# Instruction 1
List the entries from the line with "region-option[interactable]: 台湾快3 [205, 311, 299, 341]" to the line with "region-option[interactable]: 河内快3 [299, 311, 392, 341]" as a numbered list, leaving out any blank lines.

***** Source extract *****

From 2fb319a3f12b41fcf3a72beb9dc0a79960313750 Mon Sep 17 00:00:00 2001
From: Daniil Komarevtsev <komarevtsev@yandex-team.ru>
Date: Thu, 29 Aug 2024 12:17:18 +0000
Subject: [PATCH] Dynamic IO mirroring in mirror disks proposal

---
 .../storage/dynamic_io_mirroring_proposal.md  | 125 ++++++++++++++++++
 1 file changed, 125 insertions(+)
 create mode 100644 doc/blockstore/storage/dynamic_io_mirroring_proposal.md

diff --git a/doc/blockstore/storage/dynamic_io_mirroring_proposal.md b/doc/blockstore/storage/dynamic_io_mirroring_proposal.md
new file mode 100644
index 0000000000..e0b73708ca
--- /dev/null
+++ b/doc/blockstore/storage/dynamic_io_mirroring_proposal.md
@@ -0,0 +1,125 @@
+# Dynamic mirroring of IO requests in mirror-[2,3] disks proposal
+
+## Problem
+
+Right now, mirror disks work on top of nonreplicated partitions. Write requests are simply copied for each replica. Read requests performed on one of the replicas chosen by round-robin.
+If one of the agents becomes unavailable due to e.g. host or network malfunction, all writes are blocked and the bandwidth of reads is reduced by several orders of magnitude. IO unlocks either because the agent became online again or the DiskRegistry declared the host unavailable and reallocated the volume (with the subsequent start of the migration).

***** Given records *****

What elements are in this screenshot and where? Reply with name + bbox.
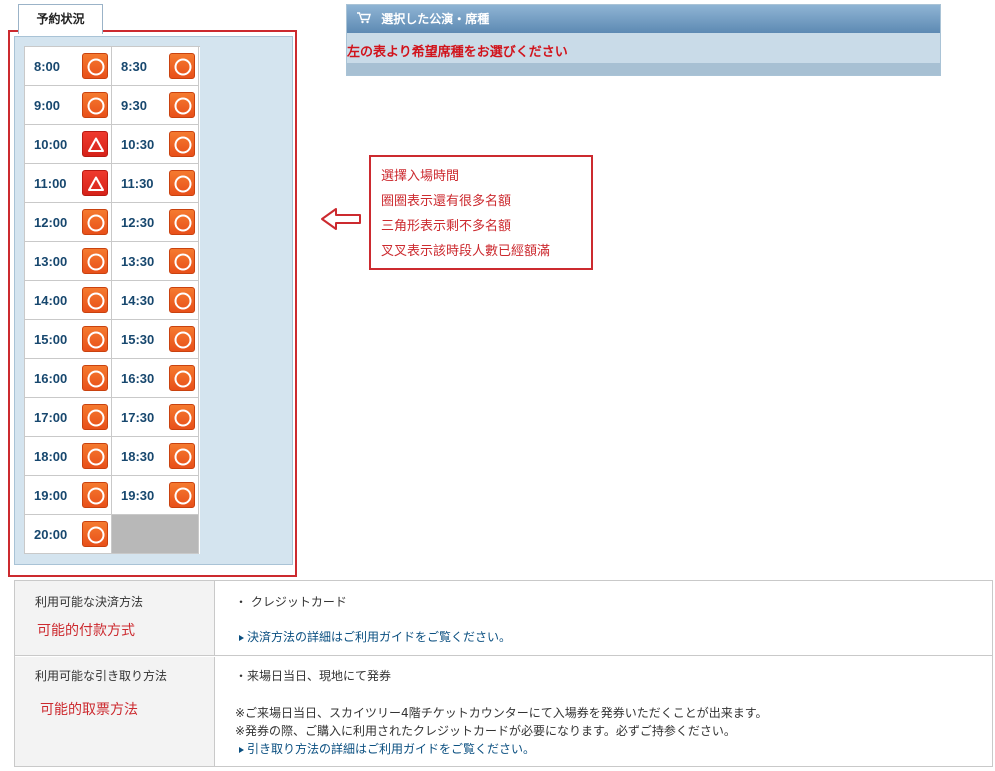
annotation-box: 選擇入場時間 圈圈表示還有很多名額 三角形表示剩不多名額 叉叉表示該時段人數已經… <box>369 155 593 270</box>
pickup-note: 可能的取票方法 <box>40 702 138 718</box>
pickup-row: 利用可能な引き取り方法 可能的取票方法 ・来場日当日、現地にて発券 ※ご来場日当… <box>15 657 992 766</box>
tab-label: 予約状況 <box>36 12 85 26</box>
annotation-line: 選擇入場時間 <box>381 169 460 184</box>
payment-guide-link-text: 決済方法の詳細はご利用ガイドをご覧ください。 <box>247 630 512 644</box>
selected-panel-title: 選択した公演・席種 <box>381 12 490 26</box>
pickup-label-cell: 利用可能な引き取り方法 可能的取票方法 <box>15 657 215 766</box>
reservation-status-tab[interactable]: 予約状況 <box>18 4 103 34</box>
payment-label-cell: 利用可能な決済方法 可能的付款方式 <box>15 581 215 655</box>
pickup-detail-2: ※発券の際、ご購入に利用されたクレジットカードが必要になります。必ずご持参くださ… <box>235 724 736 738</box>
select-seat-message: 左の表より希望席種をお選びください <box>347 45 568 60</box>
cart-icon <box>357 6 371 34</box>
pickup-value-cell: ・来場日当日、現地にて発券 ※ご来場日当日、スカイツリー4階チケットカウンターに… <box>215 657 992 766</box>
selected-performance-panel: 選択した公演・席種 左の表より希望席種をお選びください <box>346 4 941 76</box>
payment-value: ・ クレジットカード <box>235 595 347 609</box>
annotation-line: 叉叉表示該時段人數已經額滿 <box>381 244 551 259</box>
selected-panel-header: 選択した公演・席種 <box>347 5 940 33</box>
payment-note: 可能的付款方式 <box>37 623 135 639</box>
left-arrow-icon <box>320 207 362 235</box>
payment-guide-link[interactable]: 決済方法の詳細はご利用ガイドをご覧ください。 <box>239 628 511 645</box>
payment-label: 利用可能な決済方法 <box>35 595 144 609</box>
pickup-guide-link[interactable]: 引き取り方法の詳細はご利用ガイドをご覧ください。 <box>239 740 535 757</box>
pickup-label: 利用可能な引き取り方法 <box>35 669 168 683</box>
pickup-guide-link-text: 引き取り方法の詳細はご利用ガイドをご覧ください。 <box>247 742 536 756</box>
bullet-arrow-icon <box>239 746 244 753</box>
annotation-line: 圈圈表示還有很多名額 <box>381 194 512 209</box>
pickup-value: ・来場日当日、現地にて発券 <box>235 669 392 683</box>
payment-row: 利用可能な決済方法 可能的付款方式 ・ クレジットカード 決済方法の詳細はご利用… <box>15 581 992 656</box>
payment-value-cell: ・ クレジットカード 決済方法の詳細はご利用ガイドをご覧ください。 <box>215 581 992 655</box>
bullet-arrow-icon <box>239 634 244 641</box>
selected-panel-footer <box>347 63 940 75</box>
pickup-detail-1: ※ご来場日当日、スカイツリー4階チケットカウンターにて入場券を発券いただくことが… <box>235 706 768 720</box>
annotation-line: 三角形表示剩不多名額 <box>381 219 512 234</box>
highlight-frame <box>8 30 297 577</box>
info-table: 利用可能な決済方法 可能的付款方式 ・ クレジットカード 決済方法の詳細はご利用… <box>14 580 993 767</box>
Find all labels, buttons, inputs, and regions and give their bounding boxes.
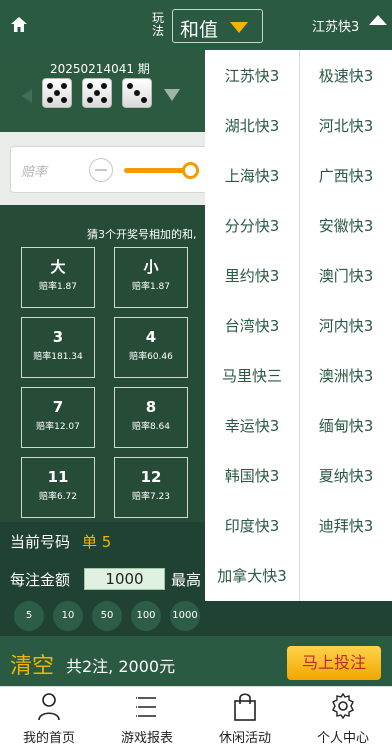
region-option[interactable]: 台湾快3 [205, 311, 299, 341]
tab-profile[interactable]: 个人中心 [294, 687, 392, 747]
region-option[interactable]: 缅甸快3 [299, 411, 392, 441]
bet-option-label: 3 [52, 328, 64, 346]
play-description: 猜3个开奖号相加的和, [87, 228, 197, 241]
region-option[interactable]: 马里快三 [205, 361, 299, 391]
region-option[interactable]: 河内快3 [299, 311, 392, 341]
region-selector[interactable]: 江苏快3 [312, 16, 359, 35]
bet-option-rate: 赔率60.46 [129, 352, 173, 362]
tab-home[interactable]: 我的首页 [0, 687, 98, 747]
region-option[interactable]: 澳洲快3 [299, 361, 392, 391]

*****

# Instruction 2
In the mirroring proposal, condense the paragraph beginning "Right now, mirror disks work" into a short bulleted list that keeps its main facts.

# Final answer 1
1. region-option[interactable]: 台湾快3 [205, 311, 299, 341]
2. tab-profile[interactable]: 个人中心 [294, 687, 392, 747]
3. region-option[interactable]: 缅甸快3 [299, 411, 392, 441]
4. bet-option-label: 3 [52, 328, 64, 346]
5. play-description: 猜3个开奖号相加的和, [87, 228, 197, 241]
6. region-option[interactable]: 马里快三 [205, 361, 299, 391]
7. region-option[interactable]: 河内快3 [299, 311, 392, 341]

# Final answer 2
- Mirror disks currently run on top of nonreplicated partitions.
- Writes are copied to every replica. Reads go to one replica chosen by round-robin.
- If one agent becomes unavailable, for example through a host or network malfunction, all writes are blocked and read bandwidth drops by several orders of magnitude.
- IO resumes only when the agent comes back online or when the DiskRegistry declares the host unavailable and reallocates the volume, which then starts a migration.